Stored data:

◆ ◆ ◆ ◆ ◆

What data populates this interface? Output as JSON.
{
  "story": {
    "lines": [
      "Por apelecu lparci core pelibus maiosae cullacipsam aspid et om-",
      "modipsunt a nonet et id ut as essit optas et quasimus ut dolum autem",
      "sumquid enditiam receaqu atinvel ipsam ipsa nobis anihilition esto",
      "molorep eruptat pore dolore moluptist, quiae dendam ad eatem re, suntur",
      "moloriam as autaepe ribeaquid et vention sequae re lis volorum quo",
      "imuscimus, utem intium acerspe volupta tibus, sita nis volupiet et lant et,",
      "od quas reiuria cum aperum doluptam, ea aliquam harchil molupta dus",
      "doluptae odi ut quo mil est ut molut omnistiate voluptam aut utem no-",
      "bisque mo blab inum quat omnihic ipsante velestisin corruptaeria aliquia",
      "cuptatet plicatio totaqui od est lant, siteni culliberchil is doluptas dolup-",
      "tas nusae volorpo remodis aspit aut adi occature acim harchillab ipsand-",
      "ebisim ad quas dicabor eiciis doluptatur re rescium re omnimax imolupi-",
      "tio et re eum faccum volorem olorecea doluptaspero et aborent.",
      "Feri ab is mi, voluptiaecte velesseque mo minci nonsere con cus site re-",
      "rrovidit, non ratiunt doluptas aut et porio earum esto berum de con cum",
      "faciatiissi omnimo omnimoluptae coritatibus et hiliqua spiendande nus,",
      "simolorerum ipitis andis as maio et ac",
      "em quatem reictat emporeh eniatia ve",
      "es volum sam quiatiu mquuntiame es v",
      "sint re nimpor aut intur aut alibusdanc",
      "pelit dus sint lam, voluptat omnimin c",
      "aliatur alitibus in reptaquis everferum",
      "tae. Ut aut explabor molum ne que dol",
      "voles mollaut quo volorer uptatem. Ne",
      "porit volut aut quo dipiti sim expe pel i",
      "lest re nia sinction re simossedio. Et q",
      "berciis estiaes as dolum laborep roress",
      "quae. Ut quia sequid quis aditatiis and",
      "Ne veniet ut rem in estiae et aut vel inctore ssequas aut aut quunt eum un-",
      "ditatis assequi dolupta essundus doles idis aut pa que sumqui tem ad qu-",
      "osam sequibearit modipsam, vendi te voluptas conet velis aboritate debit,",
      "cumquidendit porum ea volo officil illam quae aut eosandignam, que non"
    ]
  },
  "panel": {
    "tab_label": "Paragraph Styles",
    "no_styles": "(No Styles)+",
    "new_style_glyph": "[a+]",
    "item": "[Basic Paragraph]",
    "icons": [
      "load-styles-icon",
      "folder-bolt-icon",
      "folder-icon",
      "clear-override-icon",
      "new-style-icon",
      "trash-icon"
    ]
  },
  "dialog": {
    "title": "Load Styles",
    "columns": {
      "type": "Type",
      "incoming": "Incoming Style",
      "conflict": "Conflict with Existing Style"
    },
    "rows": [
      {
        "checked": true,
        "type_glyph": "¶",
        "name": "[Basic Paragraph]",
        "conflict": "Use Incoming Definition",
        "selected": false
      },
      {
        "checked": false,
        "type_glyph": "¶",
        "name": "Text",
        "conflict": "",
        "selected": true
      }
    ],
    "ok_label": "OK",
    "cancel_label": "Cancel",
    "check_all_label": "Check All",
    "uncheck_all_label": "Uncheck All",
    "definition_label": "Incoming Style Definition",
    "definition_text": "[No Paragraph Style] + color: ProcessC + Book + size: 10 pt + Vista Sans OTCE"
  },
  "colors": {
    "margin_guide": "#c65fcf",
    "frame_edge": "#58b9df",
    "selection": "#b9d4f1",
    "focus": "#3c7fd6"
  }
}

◆ ◆ ◆ ◆ ◆

Please output every record, keeping each line exact.

What data populates this interface? Output as JSON.
{
  "story": {
    "lines": [
      "Por apelecu lparci core pelibus maiosae cullacipsam aspid et om-",
      "modipsunt a nonet et id ut as essit optas et quasimus ut dolum autem",
      "sumquid enditiam receaqu atinvel ipsam ipsa nobis anihilition esto",
      "molorep eruptat pore dolore moluptist, quiae dendam ad eatem re, suntur",
      "moloriam as autaepe ribeaquid et vention sequae re lis volorum quo",
      "imuscimus, utem intium acerspe volupta tibus, sita nis volupiet et lant et,",
      "od quas reiuria cum aperum doluptam, ea aliquam harchil molupta dus",
      "doluptae odi ut quo mil est ut molut omnistiate voluptam aut utem no-",
      "bisque mo blab inum quat omnihic ipsante velestisin corruptaeria aliquia",
      "cuptatet plicatio totaqui od est lant, siteni culliberchil is doluptas dolup-",
      "tas nusae volorpo remodis aspit aut adi occature acim harchillab ipsand-",
      "ebisim ad quas dicabor eiciis doluptatur re rescium re omnimax imolupi-",
      "tio et re eum faccum volorem olorecea doluptaspero et aborent.",
      "Feri ab is mi, voluptiaecte velesseque mo minci nonsere con cus site re-",
      "rrovidit, non ratiunt doluptas aut et porio earum esto berum de con cum",
      "faciatiissi omnimo omnimoluptae coritatibus et hiliqua spiendande nus,",
      "simolorerum ipitis andis as maio et ac",
      "em quatem reictat emporeh eniatia ve",
      "es volum sam quiatiu mquuntiame es v",
      "sint re nimpor aut intur aut alibusdanc",
      "pelit dus sint lam, voluptat omnimin c",
      "aliatur alitibus in reptaquis everferum",
      "tae. Ut aut explabor molum ne que dol",
      "voles mollaut quo volorer uptatem. Ne",
      "porit volut aut quo dipiti sim expe pel i",
      "lest re nia sinction re simossedio. Et q",
      "berciis estiaes as dolum laborep roress",
      "quae. Ut quia sequid quis aditatiis and",
      "Ne veniet ut rem in estiae et aut vel inctore ssequas aut aut quunt eum un-",
      "ditatis assequi dolupta essundus doles idis aut pa que sumqui tem ad qu-",
      "osam sequibearit modipsam, vendi te voluptas conet velis aboritate debit,",
      "cumquidendit porum ea volo officil illam quae aut eosandignam, que non"
    ]
  },
  "panel": {
    "tab_label": "Paragraph Styles",
    "no_styles": "(No Styles)+",
    "new_style_glyph": "[a+]",
    "item": "[Basic Paragraph]",
    "icons": [
      "load-styles-icon",
      "folder-bolt-icon",
      "folder-icon",
      "clear-override-icon",
      "new-style-icon",
      "trash-icon"
    ]
  },
  "dialog": {
    "title": "Load Styles",
    "columns": {
      "type": "Type",
      "incoming": "Incoming Style",
      "conflict": "Conflict with Existing Style"
    },
    "rows": [
      {
        "checked": true,
        "type_glyph": "¶",
        "name": "[Basic Paragraph]",
        "conflict": "Use Incoming Definition",
        "selected": false
      },
      {
        "checked": false,
        "type_glyph": "¶",
        "name": "Text",
        "conflict": "",
        "selected": true
      }
    ],
    "ok_label": "OK",
    "cancel_label": "Cancel",
    "check_all_label": "Check All",
    "uncheck_all_label": "Uncheck All",
    "definition_label": "Incoming Style Definition",
    "definition_text": "[No Paragraph Style] + color: ProcessC + Book + size: 10 pt + Vista Sans OTCE"
  },
  "colors": {
    "margin_guide": "#c65fcf",
    "frame_edge": "#58b9df",
    "selection": "#b9d4f1",
    "focus": "#3c7fd6"
  }
}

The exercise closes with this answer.